-- start Provided data --

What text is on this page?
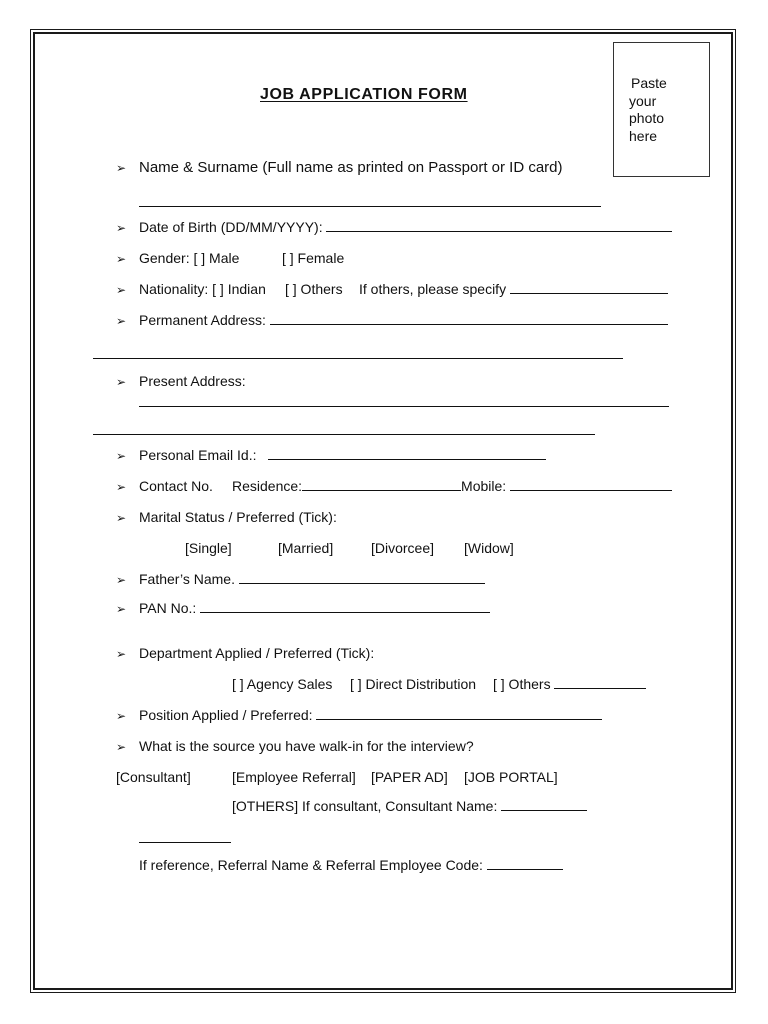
Paste
your
photo
here
JOB APPLICATION FORM
➢ Name & Surname (Full name as printed on Passport or ID card)
➢ Date of Birth (DD/MM/YYYY):
➢ Gender: [ ] Male	[ ] Female
➢ Nationality: [ ] Indian [ ] Others If others, please specify
➢ Permanent Address:
➢ Present Address:
➢ Personal Email Id.:
➢ Contact No. Residence:	Mobile:
➢ Marital Status / Preferred (Tick):
[Single]	[Married]	[Divorcee] [Widow]
➢ Father’s Name.
➢ PAN No.:
➢ Department Applied / Preferred (Tick):
[ ] Agency Sales [ ] Direct Distribution [ ] Others
➢ Position Applied / Preferred:
➢ What is the source you have walk-in for the interview?
[Consultant]	[Employee Referral] [PAPER AD] [JOB PORTAL]
[OTHERS] If consultant, Consultant Name:
If reference, Referral Name & Referral Employee Code:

-- end Provided data --

- _Task instructions_: Transcribe the whole listing, character for character, but not its images.

- _Correct answer_:
What text is on this page?
Paste
your
photo
here
JOB APPLICATION FORM
➢ Name & Surname (Full name as printed on Passport or ID card)
➢ Date of Birth (DD/MM/YYYY):
➢ Gender: [ ] Male	[ ] Female
➢ Nationality: [ ] Indian [ ] Others If others, please specify
➢ Permanent Address:
➢ Present Address:
➢ Personal Email Id.:
➢ Contact No. Residence:	Mobile:
➢ Marital Status / Preferred (Tick):
[Single]	[Married]	[Divorcee] [Widow]
➢ Father’s Name.
➢ PAN No.:
➢ Department Applied / Preferred (Tick):
[ ] Agency Sales [ ] Direct Distribution [ ] Others
➢ Position Applied / Preferred:
➢ What is the source you have walk-in for the interview?
[Consultant]	[Employee Referral] [PAPER AD] [JOB PORTAL]
[OTHERS] If consultant, Consultant Name:
If reference, Referral Name & Referral Employee Code:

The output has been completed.